## Problem description:
Locate the lines of the listing below that hold "kind", then copy each of them.

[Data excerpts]
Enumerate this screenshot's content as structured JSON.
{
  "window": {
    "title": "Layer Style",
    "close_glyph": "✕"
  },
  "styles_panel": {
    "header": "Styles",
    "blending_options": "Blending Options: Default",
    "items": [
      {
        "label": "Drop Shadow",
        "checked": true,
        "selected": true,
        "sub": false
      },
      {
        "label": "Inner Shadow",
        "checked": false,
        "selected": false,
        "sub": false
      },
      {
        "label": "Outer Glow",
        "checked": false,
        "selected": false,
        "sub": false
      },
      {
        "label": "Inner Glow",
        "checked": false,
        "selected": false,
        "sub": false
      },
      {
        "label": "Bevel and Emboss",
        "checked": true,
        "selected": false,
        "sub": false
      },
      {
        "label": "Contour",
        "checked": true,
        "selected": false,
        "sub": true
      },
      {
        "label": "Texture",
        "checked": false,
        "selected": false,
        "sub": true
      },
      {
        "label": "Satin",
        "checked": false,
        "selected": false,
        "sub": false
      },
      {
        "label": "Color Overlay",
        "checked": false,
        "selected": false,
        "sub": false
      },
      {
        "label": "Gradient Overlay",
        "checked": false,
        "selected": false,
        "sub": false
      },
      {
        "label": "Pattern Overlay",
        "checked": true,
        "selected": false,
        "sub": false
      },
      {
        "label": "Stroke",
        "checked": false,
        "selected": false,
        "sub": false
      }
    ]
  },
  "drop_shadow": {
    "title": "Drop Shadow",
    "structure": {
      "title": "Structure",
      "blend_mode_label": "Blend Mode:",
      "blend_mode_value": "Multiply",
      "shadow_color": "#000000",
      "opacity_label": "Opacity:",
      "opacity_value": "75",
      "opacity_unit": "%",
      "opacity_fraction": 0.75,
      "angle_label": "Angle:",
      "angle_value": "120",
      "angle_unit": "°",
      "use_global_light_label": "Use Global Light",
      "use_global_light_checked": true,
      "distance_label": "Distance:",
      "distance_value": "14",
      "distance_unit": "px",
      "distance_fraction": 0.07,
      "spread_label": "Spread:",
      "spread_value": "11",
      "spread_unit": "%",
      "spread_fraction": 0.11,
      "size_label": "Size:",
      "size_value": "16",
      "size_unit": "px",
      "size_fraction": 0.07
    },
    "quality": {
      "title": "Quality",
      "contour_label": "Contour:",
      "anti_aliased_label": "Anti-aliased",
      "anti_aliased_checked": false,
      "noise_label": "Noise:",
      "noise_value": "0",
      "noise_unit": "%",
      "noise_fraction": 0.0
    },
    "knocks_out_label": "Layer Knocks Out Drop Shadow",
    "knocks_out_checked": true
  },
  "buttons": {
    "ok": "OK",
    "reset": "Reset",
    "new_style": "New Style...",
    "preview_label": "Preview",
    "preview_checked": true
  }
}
---
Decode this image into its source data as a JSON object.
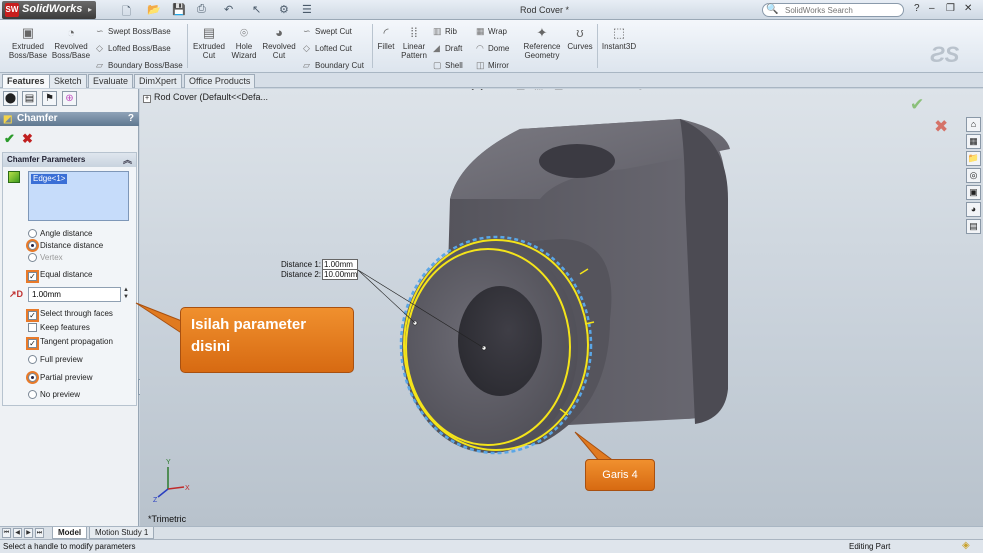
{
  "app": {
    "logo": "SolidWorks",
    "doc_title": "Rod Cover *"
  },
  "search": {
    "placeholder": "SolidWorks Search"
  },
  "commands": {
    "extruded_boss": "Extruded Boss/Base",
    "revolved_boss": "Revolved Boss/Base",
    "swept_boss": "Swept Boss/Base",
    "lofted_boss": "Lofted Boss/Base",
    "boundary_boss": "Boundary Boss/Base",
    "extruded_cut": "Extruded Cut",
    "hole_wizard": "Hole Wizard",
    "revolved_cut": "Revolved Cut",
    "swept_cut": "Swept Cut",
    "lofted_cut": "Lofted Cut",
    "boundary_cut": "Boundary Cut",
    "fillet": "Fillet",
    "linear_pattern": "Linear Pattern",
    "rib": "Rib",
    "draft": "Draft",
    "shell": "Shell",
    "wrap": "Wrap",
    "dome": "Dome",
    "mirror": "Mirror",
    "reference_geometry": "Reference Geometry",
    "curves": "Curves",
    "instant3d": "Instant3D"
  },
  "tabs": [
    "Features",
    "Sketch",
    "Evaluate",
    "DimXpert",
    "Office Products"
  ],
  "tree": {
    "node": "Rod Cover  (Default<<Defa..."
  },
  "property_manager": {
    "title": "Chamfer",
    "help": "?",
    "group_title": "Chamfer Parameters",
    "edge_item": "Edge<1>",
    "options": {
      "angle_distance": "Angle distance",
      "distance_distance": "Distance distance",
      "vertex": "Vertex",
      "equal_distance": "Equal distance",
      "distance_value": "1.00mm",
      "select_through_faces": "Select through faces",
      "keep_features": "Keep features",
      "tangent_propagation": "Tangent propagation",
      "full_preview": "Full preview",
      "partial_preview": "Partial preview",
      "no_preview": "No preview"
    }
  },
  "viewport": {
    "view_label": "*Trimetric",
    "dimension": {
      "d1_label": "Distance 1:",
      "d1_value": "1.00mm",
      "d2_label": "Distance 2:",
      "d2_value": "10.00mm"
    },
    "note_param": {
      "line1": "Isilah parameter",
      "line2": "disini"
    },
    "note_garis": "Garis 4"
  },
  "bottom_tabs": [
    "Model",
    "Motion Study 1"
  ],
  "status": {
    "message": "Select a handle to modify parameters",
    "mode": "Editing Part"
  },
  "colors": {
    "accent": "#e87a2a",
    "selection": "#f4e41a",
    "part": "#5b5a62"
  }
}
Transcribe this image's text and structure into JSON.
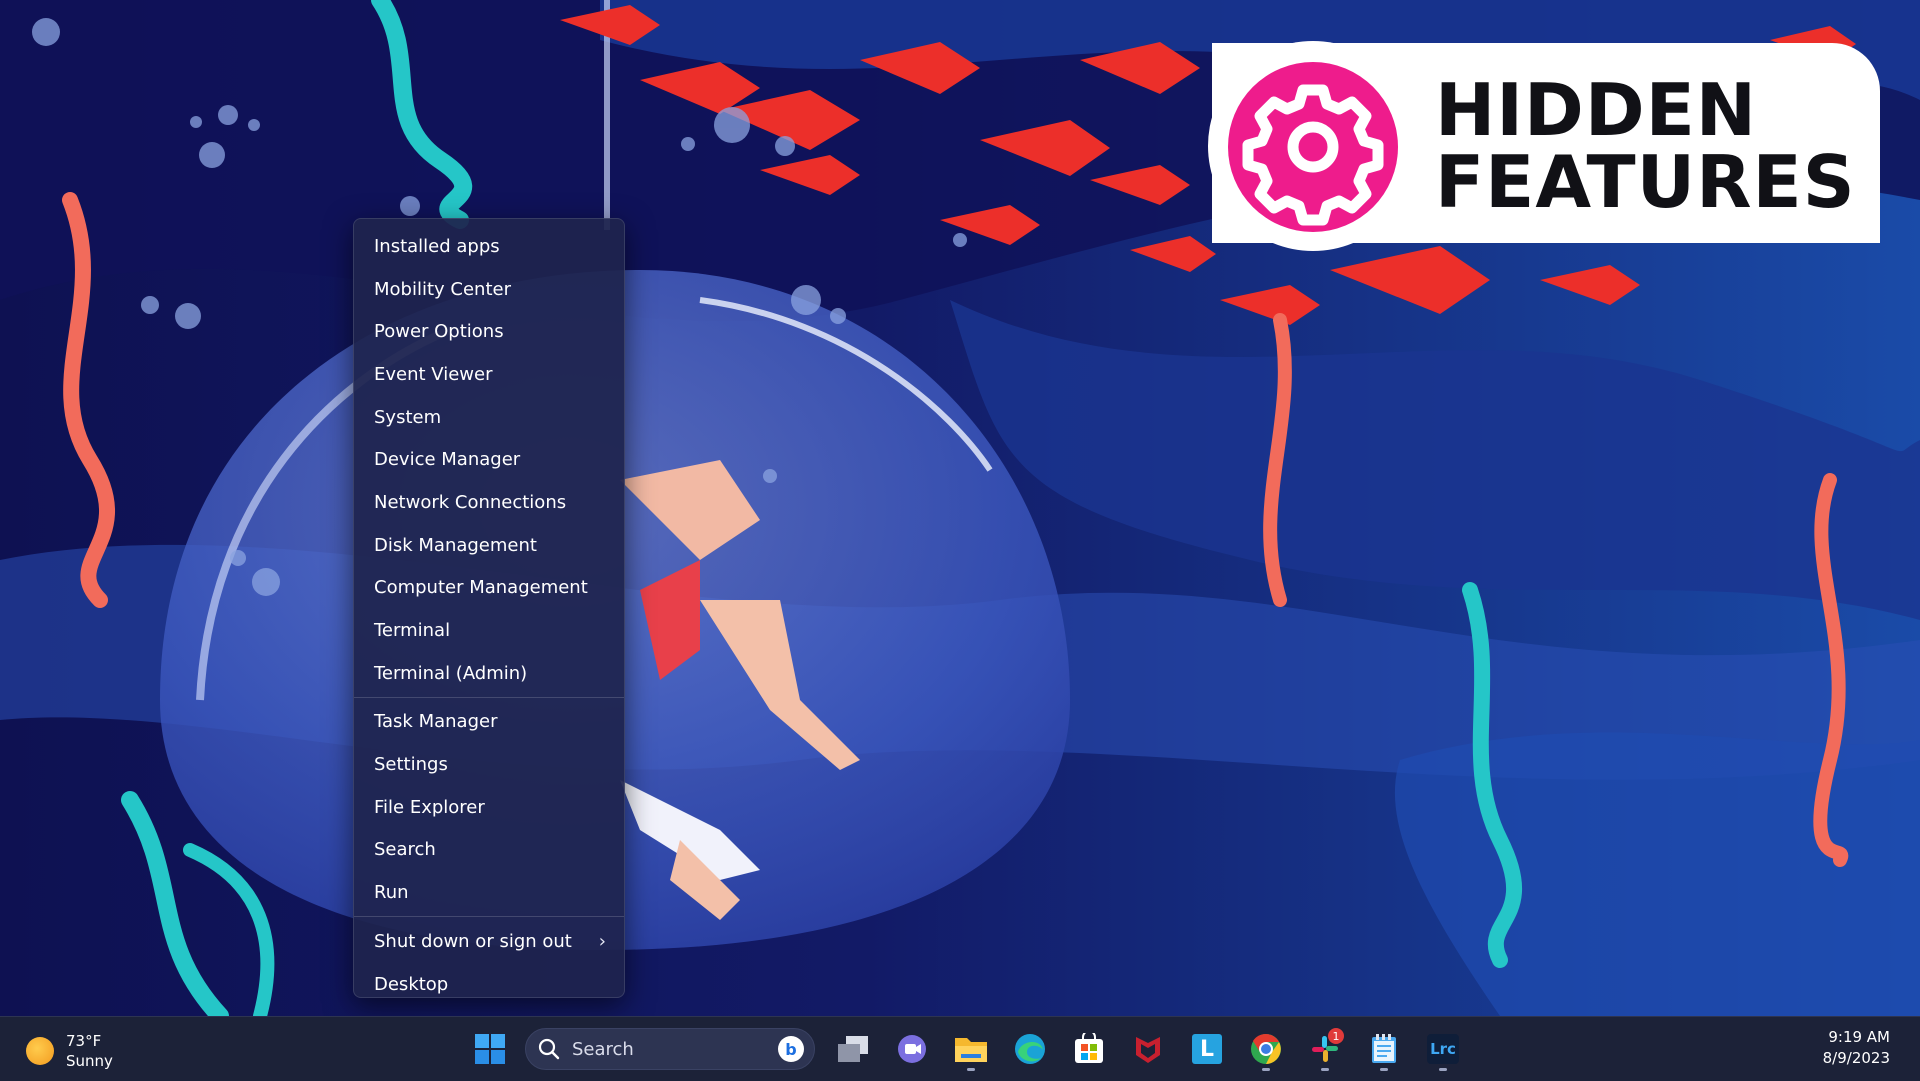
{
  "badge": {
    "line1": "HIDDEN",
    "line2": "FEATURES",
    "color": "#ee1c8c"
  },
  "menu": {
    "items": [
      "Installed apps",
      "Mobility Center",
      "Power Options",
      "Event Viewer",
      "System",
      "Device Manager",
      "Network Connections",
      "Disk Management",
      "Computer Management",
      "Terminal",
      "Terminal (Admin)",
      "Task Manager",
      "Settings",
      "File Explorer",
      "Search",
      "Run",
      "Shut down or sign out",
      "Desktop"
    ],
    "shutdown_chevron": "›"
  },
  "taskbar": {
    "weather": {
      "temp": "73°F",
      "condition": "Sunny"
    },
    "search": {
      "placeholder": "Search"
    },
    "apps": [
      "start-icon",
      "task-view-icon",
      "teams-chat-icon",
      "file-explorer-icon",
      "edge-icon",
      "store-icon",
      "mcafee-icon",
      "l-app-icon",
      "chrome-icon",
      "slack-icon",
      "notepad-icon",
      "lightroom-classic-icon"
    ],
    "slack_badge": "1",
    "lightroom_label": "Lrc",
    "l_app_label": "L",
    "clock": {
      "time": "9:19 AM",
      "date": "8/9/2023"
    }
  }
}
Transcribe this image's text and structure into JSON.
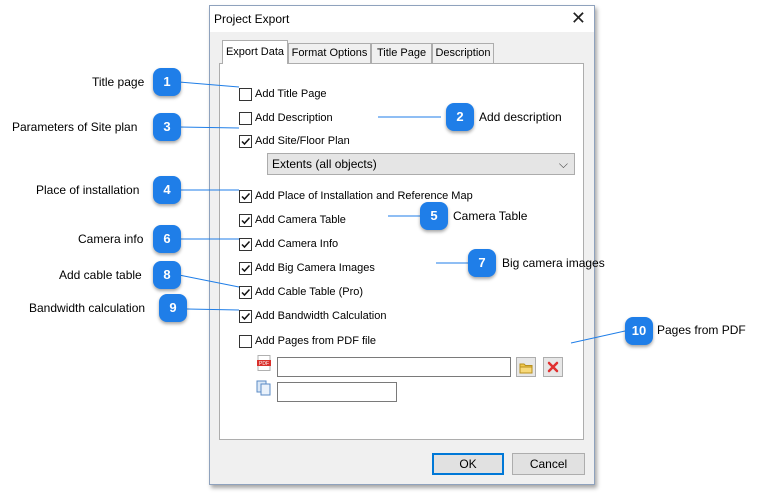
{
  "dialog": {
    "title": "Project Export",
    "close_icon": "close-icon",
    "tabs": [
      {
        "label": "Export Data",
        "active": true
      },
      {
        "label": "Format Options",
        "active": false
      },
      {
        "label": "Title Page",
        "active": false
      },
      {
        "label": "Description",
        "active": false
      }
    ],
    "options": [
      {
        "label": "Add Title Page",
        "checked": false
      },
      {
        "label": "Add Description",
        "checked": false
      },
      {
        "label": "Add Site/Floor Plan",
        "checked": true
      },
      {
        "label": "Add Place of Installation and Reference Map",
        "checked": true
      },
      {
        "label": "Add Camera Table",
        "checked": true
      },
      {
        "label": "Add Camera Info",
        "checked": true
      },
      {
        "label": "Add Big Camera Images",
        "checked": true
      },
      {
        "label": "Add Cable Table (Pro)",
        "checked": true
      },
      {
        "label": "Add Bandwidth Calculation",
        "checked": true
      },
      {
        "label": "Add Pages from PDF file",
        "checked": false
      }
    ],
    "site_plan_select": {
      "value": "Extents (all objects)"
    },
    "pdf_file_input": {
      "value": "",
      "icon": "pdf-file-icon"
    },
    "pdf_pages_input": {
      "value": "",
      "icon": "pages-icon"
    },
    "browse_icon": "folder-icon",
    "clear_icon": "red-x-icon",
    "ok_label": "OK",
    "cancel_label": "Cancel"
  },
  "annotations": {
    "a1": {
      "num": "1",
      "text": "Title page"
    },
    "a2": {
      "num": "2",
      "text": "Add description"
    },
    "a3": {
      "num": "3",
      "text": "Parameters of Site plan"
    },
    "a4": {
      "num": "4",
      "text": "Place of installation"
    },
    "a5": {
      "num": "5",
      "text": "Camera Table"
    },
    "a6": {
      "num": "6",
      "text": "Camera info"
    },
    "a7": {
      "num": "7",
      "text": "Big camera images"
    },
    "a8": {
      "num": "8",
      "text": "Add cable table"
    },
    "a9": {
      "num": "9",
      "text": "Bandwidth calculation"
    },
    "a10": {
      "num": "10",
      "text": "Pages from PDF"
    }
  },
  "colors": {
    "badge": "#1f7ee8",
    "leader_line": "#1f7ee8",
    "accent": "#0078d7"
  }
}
==
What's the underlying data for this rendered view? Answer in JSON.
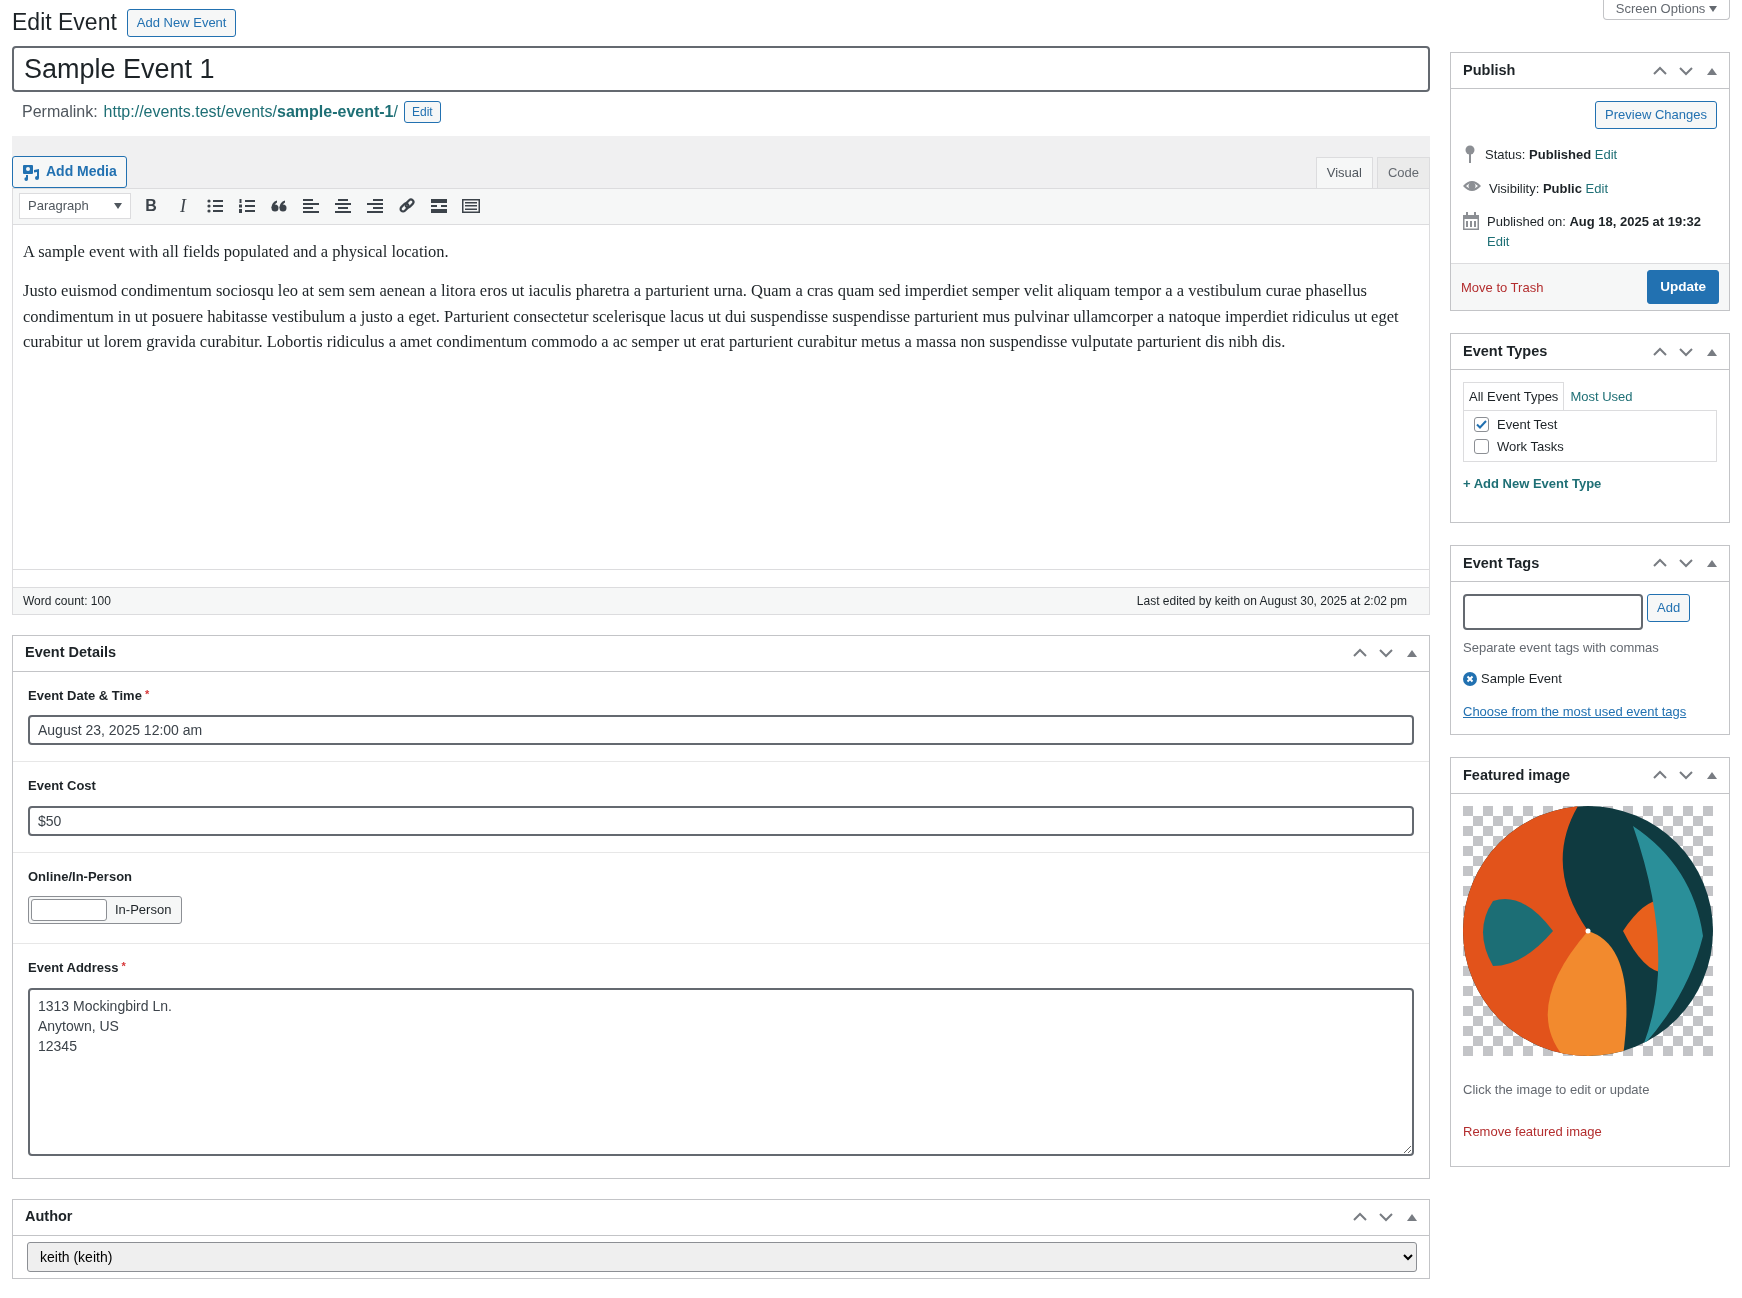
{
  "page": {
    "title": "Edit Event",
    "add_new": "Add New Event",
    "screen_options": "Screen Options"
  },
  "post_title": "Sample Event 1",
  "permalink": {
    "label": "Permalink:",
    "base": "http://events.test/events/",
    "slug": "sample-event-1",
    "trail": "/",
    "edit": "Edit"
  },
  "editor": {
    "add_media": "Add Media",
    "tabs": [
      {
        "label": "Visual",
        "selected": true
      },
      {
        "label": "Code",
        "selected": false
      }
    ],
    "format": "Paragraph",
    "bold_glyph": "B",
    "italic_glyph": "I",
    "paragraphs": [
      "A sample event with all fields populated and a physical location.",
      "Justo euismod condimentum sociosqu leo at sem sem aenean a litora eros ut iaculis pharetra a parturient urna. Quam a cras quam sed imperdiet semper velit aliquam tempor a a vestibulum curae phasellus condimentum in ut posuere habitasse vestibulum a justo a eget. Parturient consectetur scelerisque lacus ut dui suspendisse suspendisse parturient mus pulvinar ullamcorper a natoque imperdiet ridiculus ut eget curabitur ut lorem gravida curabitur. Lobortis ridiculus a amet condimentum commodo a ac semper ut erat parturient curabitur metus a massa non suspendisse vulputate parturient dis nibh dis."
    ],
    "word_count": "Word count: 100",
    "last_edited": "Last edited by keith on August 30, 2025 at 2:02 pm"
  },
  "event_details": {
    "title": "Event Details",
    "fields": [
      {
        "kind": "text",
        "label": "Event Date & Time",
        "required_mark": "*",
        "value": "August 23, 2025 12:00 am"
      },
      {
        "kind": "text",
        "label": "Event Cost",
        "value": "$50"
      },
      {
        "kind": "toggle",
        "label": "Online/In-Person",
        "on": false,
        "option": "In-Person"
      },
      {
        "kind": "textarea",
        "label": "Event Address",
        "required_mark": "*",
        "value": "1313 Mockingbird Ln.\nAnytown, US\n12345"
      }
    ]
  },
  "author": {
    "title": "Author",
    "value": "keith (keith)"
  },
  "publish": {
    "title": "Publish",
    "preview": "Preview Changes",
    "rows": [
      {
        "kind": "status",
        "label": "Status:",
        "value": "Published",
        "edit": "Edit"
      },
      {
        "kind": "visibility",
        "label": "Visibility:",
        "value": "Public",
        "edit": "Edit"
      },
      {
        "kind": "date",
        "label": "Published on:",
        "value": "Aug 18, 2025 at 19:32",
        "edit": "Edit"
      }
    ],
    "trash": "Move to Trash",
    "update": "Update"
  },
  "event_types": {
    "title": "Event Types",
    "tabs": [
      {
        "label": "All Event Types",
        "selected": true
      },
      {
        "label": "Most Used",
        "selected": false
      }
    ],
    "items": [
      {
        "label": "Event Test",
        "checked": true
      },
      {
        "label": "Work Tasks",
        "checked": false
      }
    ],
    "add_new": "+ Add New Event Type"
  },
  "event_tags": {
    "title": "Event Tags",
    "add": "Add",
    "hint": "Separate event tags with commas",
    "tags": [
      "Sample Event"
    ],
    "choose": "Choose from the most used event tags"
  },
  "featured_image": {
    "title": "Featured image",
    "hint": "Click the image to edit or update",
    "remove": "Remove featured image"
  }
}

## Output:
        "kind": "text",
        "kind": "text",
        "kind": "toggle",
        "kind": "textarea",
        "kind": "status",
        "kind": "visibility",
        "kind": "date",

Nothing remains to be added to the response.